> **Problem statement**:
Report the number of lines containing "What", with no other words.

> **Data supplied**:

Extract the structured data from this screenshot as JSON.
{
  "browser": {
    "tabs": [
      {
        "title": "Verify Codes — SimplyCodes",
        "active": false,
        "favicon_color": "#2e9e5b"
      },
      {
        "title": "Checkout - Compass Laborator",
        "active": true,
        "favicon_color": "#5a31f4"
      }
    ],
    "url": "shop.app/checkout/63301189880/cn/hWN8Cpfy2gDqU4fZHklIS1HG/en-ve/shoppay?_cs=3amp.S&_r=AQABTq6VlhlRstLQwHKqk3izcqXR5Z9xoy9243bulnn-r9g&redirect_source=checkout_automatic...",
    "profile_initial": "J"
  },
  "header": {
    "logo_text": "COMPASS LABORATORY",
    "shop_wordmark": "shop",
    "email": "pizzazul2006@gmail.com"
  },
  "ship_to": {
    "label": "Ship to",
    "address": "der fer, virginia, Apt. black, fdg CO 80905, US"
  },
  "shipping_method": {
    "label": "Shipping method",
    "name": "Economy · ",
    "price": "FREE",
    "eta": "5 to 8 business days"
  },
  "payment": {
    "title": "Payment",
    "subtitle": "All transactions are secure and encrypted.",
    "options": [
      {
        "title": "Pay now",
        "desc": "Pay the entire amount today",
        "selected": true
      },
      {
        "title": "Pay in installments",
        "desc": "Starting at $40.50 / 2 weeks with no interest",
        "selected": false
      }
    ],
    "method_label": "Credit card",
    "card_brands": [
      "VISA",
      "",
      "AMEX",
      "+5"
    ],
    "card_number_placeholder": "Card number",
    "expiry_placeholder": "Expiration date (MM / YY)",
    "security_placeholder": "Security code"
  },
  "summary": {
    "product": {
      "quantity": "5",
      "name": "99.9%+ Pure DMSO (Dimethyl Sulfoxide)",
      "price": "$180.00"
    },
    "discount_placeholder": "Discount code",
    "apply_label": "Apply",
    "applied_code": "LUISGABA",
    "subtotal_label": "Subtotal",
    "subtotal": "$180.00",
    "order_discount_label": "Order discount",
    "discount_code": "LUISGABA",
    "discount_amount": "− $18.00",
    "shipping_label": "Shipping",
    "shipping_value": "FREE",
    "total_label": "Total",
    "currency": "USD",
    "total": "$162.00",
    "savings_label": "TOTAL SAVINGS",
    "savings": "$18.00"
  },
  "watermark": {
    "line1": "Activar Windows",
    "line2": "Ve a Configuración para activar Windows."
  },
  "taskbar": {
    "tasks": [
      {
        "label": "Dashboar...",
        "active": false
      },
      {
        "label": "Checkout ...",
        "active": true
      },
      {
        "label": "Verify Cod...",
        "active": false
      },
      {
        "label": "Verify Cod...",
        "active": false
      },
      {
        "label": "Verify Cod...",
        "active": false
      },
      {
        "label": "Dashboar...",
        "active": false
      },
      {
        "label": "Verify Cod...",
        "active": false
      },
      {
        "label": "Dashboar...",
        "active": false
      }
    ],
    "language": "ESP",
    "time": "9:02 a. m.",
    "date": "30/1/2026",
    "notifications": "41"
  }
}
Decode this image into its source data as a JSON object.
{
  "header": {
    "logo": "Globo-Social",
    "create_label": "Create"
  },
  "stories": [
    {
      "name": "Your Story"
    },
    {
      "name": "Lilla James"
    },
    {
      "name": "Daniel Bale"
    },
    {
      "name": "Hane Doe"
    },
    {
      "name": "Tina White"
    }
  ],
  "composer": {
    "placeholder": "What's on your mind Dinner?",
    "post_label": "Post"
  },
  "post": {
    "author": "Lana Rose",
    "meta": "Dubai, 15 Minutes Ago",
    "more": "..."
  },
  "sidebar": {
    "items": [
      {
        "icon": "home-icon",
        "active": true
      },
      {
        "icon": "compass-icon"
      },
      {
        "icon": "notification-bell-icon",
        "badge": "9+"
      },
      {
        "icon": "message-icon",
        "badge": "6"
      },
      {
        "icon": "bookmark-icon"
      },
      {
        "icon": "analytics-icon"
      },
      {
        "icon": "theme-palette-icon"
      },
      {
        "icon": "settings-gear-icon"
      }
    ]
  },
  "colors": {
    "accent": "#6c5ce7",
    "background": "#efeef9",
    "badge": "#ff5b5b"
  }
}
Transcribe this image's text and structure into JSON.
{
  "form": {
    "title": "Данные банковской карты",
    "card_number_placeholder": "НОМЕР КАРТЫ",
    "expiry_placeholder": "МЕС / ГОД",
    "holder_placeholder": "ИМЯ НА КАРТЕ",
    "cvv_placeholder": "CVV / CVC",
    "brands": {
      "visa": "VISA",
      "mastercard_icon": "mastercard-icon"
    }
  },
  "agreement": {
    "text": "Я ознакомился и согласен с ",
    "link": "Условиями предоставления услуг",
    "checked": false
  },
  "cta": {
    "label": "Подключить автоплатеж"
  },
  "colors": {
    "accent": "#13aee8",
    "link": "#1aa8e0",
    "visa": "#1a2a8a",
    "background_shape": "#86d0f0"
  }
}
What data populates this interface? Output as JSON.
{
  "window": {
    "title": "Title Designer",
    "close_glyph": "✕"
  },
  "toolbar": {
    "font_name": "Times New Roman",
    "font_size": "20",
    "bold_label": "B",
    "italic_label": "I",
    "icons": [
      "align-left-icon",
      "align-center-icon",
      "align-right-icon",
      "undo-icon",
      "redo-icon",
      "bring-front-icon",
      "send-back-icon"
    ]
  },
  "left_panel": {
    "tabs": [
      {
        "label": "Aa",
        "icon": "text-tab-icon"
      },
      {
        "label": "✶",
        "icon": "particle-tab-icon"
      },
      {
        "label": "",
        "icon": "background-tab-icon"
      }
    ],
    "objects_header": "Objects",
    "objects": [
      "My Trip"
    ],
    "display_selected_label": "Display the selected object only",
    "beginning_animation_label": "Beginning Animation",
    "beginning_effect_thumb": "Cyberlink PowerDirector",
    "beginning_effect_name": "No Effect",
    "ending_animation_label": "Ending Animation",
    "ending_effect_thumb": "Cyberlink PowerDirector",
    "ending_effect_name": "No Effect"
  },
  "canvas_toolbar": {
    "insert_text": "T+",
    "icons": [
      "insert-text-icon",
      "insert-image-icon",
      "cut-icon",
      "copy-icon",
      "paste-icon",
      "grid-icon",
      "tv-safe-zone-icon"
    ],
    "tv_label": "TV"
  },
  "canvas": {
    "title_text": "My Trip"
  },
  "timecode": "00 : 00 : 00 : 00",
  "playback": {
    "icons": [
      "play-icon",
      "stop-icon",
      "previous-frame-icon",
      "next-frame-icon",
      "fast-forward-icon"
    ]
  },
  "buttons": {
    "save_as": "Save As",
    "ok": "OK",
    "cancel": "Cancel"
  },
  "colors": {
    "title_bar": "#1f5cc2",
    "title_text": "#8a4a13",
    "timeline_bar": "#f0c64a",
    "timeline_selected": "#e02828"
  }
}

> **Exercise answer**:
2